Data to process:
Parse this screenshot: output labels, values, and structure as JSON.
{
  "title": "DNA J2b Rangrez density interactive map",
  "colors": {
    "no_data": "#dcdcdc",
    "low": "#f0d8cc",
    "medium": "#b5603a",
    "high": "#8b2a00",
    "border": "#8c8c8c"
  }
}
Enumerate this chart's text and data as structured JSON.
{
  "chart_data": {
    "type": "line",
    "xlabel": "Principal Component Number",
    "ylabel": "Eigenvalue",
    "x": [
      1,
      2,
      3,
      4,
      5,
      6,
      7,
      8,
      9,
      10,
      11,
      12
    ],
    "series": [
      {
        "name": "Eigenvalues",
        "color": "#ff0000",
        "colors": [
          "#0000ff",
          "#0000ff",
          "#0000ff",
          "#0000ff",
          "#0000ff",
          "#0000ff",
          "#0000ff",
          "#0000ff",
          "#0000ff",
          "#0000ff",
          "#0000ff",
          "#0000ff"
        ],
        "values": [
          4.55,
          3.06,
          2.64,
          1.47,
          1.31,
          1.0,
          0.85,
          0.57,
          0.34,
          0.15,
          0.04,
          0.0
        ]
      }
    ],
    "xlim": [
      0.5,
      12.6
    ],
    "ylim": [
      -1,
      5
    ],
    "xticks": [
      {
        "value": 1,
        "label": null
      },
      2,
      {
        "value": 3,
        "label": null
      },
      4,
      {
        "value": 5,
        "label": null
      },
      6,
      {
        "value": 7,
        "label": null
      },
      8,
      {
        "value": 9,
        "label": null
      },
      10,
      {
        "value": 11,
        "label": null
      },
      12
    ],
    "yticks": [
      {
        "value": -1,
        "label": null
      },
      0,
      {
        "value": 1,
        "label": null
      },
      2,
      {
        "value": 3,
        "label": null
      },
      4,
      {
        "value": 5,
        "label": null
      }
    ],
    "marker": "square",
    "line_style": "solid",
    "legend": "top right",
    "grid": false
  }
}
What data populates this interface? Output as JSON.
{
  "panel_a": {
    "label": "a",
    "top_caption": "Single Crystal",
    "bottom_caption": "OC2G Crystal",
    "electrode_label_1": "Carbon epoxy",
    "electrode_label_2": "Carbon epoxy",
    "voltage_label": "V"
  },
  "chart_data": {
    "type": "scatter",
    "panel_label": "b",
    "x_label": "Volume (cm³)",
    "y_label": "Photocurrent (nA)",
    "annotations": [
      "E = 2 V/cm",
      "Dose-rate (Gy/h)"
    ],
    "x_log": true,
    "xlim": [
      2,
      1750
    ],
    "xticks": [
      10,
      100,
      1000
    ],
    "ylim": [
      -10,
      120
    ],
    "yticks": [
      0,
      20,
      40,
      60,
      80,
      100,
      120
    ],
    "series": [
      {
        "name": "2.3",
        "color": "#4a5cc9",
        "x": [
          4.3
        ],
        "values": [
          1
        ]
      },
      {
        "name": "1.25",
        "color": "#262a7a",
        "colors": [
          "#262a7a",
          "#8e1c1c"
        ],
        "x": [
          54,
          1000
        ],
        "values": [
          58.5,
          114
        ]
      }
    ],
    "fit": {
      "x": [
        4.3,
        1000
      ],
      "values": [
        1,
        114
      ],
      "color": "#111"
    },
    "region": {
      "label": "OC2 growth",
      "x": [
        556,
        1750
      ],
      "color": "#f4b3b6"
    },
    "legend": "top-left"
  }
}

The task: Pick each line holding the word "Crystal" out of the data and copy it.

Response for this exercise:
    "top_caption": "Single Crystal",
    "bottom_caption": "OC2G Crystal",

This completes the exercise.